** Task to complete **
What follows is a set of entries. Give them again exactly, without the pictures.

** Records for this exercise **
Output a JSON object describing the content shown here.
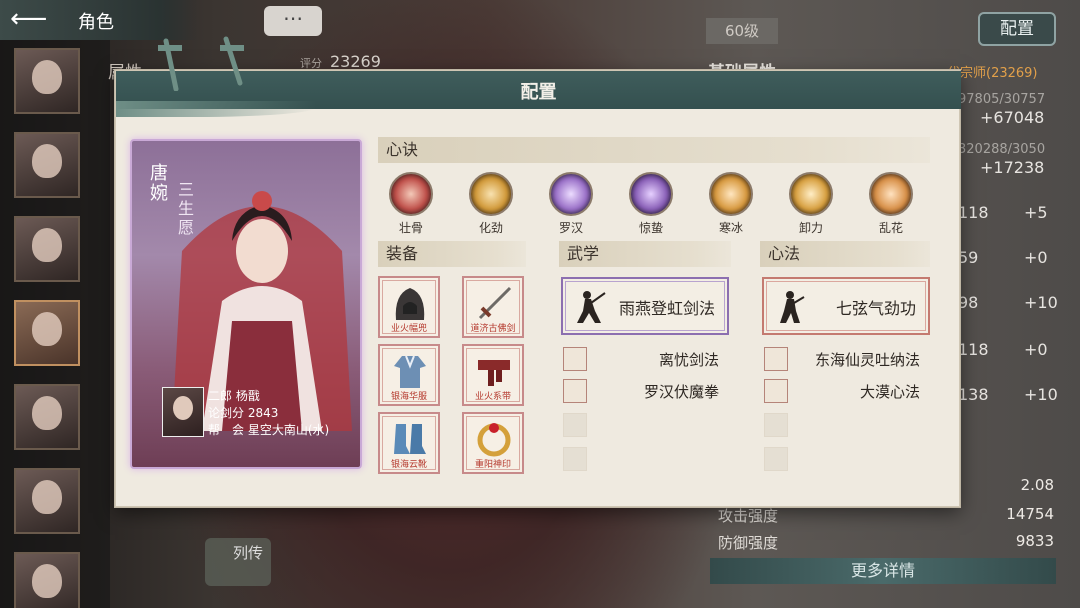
{
  "header": {
    "back_label": "角色",
    "chat_icon": "⋯",
    "score_label": "评分",
    "score_value": "23269",
    "attr_label": "属性"
  },
  "right_panel": {
    "level": "60级",
    "config_button": "配置",
    "basic_title": "基础属性",
    "master_tag": "一代宗师(23269)",
    "stats": [
      {
        "sub": "97805/30757",
        "value": "+67048"
      },
      {
        "sub": "320288/3050",
        "value": "+17238"
      },
      {
        "base": "118",
        "value": "+5"
      },
      {
        "base": "59",
        "value": "+0"
      },
      {
        "base": "98",
        "value": "+10"
      },
      {
        "base": "118",
        "value": "+0"
      },
      {
        "base": "138",
        "value": "+10"
      }
    ],
    "extra_value": "2.08",
    "attack_label": "攻击强度",
    "attack_value": "14754",
    "defense_label": "防御强度",
    "defense_value": "9833",
    "more_button": "更多详情",
    "bio_button": "列传"
  },
  "modal": {
    "title": "配置",
    "card": {
      "name": "唐婉",
      "subtitle": "三生愿",
      "line1": "二郎 杨戬",
      "line2": "论剑分 2843",
      "line3": "帮　会 星空大南山(水)"
    },
    "heart_section": "心诀",
    "heart_skills": [
      {
        "label": "壮骨",
        "color": "#c0504a"
      },
      {
        "label": "化劲",
        "color": "#d29a3a"
      },
      {
        "label": "罗汉",
        "color": "#9a70c8"
      },
      {
        "label": "惊蛰",
        "color": "#8a60b8"
      },
      {
        "label": "寒冰",
        "color": "#d89a40"
      },
      {
        "label": "卸力",
        "color": "#d8a040"
      },
      {
        "label": "乱花",
        "color": "#d89048"
      }
    ],
    "equip_section": "装备",
    "equipment": [
      {
        "label": "业火幅兜"
      },
      {
        "label": "道济古佛剑"
      },
      {
        "label": "银海华服"
      },
      {
        "label": "业火系带"
      },
      {
        "label": "银海云靴"
      },
      {
        "label": "重阳神印"
      }
    ],
    "martial_section": "武学",
    "martial_main": "雨燕登虹剑法",
    "martial_subs": [
      "离忧剑法",
      "罗汉伏魔拳"
    ],
    "inner_section": "心法",
    "inner_main": "七弦气劲功",
    "inner_subs": [
      "东海仙灵吐纳法",
      "大漠心法"
    ]
  }
}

** Answer to this exercise **
Output a JSON object describing the content shown here.
{
  "header": {
    "back_label": "角色",
    "chat_icon": "⋯",
    "score_label": "评分",
    "score_value": "23269",
    "attr_label": "属性"
  },
  "right_panel": {
    "level": "60级",
    "config_button": "配置",
    "basic_title": "基础属性",
    "master_tag": "一代宗师(23269)",
    "stats": [
      {
        "sub": "97805/30757",
        "value": "+67048"
      },
      {
        "sub": "320288/3050",
        "value": "+17238"
      },
      {
        "base": "118",
        "value": "+5"
      },
      {
        "base": "59",
        "value": "+0"
      },
      {
        "base": "98",
        "value": "+10"
      },
      {
        "base": "118",
        "value": "+0"
      },
      {
        "base": "138",
        "value": "+10"
      }
    ],
    "extra_value": "2.08",
    "attack_label": "攻击强度",
    "attack_value": "14754",
    "defense_label": "防御强度",
    "defense_value": "9833",
    "more_button": "更多详情",
    "bio_button": "列传"
  },
  "modal": {
    "title": "配置",
    "card": {
      "name": "唐婉",
      "subtitle": "三生愿",
      "line1": "二郎 杨戬",
      "line2": "论剑分 2843",
      "line3": "帮　会 星空大南山(水)"
    },
    "heart_section": "心诀",
    "heart_skills": [
      {
        "label": "壮骨",
        "color": "#c0504a"
      },
      {
        "label": "化劲",
        "color": "#d29a3a"
      },
      {
        "label": "罗汉",
        "color": "#9a70c8"
      },
      {
        "label": "惊蛰",
        "color": "#8a60b8"
      },
      {
        "label": "寒冰",
        "color": "#d89a40"
      },
      {
        "label": "卸力",
        "color": "#d8a040"
      },
      {
        "label": "乱花",
        "color": "#d89048"
      }
    ],
    "equip_section": "装备",
    "equipment": [
      {
        "label": "业火幅兜"
      },
      {
        "label": "道济古佛剑"
      },
      {
        "label": "银海华服"
      },
      {
        "label": "业火系带"
      },
      {
        "label": "银海云靴"
      },
      {
        "label": "重阳神印"
      }
    ],
    "martial_section": "武学",
    "martial_main": "雨燕登虹剑法",
    "martial_subs": [
      "离忧剑法",
      "罗汉伏魔拳"
    ],
    "inner_section": "心法",
    "inner_main": "七弦气劲功",
    "inner_subs": [
      "东海仙灵吐纳法",
      "大漠心法"
    ]
  }
}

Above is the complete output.